[START Data]

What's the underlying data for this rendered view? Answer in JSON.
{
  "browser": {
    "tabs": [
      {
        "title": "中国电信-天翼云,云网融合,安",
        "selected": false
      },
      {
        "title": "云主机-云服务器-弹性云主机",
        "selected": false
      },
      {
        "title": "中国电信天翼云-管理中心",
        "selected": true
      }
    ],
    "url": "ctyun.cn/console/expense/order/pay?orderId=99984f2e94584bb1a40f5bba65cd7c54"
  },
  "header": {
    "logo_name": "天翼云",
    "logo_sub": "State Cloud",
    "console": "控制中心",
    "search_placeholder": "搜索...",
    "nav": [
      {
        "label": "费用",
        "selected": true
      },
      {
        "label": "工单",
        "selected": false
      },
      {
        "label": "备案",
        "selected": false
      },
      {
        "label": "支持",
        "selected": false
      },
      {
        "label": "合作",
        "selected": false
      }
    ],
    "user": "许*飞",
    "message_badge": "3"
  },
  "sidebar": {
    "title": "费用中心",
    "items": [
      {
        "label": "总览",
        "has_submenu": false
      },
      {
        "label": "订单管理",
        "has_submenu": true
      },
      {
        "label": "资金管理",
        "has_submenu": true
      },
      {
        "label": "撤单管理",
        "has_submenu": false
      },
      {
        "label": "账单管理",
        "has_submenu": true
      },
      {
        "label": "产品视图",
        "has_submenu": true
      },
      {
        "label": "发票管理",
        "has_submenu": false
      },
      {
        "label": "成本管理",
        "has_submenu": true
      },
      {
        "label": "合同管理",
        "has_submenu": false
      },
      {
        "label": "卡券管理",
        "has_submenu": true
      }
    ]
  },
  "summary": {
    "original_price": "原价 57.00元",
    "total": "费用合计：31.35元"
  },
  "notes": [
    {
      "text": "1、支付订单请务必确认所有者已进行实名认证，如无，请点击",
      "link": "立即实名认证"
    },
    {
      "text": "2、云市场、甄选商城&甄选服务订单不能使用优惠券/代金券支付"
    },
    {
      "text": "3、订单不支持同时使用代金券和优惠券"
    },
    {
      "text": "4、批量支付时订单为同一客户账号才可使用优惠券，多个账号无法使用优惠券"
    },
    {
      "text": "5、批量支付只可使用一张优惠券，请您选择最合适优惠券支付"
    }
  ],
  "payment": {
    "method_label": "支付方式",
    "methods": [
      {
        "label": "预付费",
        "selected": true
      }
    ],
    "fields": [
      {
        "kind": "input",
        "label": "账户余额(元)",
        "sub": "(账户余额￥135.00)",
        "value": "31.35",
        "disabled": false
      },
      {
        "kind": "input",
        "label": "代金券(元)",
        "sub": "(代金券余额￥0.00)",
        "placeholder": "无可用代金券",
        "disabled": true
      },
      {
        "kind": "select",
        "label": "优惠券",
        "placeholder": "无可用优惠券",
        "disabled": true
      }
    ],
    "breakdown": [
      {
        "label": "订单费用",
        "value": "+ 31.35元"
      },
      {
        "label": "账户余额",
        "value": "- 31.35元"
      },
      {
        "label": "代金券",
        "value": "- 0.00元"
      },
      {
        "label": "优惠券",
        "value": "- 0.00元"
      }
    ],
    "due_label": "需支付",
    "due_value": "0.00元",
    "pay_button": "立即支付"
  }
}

[END Data]

▶ [Direction]:
Quote every line of the data, word for word.

▶ [Answer to this task]:
What's the underlying data for this rendered view? Answer in JSON.
{
  "browser": {
    "tabs": [
      {
        "title": "中国电信-天翼云,云网融合,安",
        "selected": false
      },
      {
        "title": "云主机-云服务器-弹性云主机",
        "selected": false
      },
      {
        "title": "中国电信天翼云-管理中心",
        "selected": true
      }
    ],
    "url": "ctyun.cn/console/expense/order/pay?orderId=99984f2e94584bb1a40f5bba65cd7c54"
  },
  "header": {
    "logo_name": "天翼云",
    "logo_sub": "State Cloud",
    "console": "控制中心",
    "search_placeholder": "搜索...",
    "nav": [
      {
        "label": "费用",
        "selected": true
      },
      {
        "label": "工单",
        "selected": false
      },
      {
        "label": "备案",
        "selected": false
      },
      {
        "label": "支持",
        "selected": false
      },
      {
        "label": "合作",
        "selected": false
      }
    ],
    "user": "许*飞",
    "message_badge": "3"
  },
  "sidebar": {
    "title": "费用中心",
    "items": [
      {
        "label": "总览",
        "has_submenu": false
      },
      {
        "label": "订单管理",
        "has_submenu": true
      },
      {
        "label": "资金管理",
        "has_submenu": true
      },
      {
        "label": "撤单管理",
        "has_submenu": false
      },
      {
        "label": "账单管理",
        "has_submenu": true
      },
      {
        "label": "产品视图",
        "has_submenu": true
      },
      {
        "label": "发票管理",
        "has_submenu": false
      },
      {
        "label": "成本管理",
        "has_submenu": true
      },
      {
        "label": "合同管理",
        "has_submenu": false
      },
      {
        "label": "卡券管理",
        "has_submenu": true
      }
    ]
  },
  "summary": {
    "original_price": "原价 57.00元",
    "total": "费用合计：31.35元"
  },
  "notes": [
    {
      "text": "1、支付订单请务必确认所有者已进行实名认证，如无，请点击",
      "link": "立即实名认证"
    },
    {
      "text": "2、云市场、甄选商城&甄选服务订单不能使用优惠券/代金券支付"
    },
    {
      "text": "3、订单不支持同时使用代金券和优惠券"
    },
    {
      "text": "4、批量支付时订单为同一客户账号才可使用优惠券，多个账号无法使用优惠券"
    },
    {
      "text": "5、批量支付只可使用一张优惠券，请您选择最合适优惠券支付"
    }
  ],
  "payment": {
    "method_label": "支付方式",
    "methods": [
      {
        "label": "预付费",
        "selected": true
      }
    ],
    "fields": [
      {
        "kind": "input",
        "label": "账户余额(元)",
        "sub": "(账户余额￥135.00)",
        "value": "31.35",
        "disabled": false
      },
      {
        "kind": "input",
        "label": "代金券(元)",
        "sub": "(代金券余额￥0.00)",
        "placeholder": "无可用代金券",
        "disabled": true
      },
      {
        "kind": "select",
        "label": "优惠券",
        "placeholder": "无可用优惠券",
        "disabled": true
      }
    ],
    "breakdown": [
      {
        "label": "订单费用",
        "value": "+ 31.35元"
      },
      {
        "label": "账户余额",
        "value": "- 31.35元"
      },
      {
        "label": "代金券",
        "value": "- 0.00元"
      },
      {
        "label": "优惠券",
        "value": "- 0.00元"
      }
    ],
    "due_label": "需支付",
    "due_value": "0.00元",
    "pay_button": "立即支付"
  }
}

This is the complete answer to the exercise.